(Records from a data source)
+ + + +
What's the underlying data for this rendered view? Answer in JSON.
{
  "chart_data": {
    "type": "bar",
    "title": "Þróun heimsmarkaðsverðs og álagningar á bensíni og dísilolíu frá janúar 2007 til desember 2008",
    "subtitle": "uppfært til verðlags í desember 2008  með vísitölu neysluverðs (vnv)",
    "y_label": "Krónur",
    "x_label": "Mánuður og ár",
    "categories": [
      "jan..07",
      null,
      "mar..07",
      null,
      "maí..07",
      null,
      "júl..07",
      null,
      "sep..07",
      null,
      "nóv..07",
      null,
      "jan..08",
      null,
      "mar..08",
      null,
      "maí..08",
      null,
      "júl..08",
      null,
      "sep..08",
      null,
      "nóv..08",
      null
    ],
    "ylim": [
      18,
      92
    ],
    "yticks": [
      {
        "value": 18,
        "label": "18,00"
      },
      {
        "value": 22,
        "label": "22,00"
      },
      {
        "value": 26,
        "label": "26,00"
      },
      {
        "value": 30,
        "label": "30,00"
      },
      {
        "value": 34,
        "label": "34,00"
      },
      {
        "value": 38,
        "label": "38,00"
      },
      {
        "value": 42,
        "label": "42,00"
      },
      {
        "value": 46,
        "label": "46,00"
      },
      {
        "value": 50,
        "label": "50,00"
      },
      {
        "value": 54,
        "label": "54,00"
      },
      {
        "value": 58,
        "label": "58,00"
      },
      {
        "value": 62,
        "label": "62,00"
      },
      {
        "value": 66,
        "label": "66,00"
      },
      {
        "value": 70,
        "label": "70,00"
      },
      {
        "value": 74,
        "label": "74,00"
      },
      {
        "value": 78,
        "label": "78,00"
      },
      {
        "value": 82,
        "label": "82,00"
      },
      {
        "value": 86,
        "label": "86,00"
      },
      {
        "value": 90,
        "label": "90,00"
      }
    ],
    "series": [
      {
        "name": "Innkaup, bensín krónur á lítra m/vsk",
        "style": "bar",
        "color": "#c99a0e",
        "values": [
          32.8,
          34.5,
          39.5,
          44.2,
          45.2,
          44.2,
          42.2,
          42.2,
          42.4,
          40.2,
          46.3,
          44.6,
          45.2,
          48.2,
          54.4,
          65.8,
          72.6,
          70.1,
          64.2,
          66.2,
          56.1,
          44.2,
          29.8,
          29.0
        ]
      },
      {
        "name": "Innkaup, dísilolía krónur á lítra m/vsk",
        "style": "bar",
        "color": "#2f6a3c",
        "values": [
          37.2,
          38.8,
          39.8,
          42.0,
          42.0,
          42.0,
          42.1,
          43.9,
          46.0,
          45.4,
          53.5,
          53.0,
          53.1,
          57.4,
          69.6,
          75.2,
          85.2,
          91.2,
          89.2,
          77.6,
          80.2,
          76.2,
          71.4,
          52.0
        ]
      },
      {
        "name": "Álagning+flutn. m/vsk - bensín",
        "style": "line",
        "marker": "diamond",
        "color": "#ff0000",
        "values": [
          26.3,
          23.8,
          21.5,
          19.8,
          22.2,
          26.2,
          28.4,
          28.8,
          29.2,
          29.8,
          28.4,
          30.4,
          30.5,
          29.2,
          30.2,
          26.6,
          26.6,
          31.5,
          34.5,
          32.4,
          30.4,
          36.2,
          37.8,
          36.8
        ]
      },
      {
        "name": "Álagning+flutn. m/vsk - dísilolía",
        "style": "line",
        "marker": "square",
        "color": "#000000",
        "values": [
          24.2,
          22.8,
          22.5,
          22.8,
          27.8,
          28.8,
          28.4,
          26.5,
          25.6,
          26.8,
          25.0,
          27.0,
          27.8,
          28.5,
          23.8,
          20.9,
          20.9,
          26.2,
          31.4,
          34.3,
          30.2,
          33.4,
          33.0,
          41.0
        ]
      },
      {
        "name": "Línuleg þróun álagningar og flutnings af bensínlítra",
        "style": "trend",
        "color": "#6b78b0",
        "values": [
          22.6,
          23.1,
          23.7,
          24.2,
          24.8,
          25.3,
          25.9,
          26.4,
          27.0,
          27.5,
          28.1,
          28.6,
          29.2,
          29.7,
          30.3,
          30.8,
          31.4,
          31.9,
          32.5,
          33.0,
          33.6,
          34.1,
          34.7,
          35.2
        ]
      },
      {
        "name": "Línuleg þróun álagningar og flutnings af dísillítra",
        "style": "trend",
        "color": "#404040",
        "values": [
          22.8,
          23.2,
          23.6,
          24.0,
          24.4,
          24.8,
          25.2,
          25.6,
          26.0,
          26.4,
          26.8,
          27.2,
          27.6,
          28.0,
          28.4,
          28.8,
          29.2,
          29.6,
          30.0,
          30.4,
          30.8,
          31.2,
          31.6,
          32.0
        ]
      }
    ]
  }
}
+ + + +
• [What to do]: Scan the records above for the string "flutnings", then report every line that contains it.

• [Expected output]:
        "name": "Línuleg þróun álagningar og flutnings af bensínlítra",
        "name": "Línuleg þróun álagningar og flutnings af dísillítra",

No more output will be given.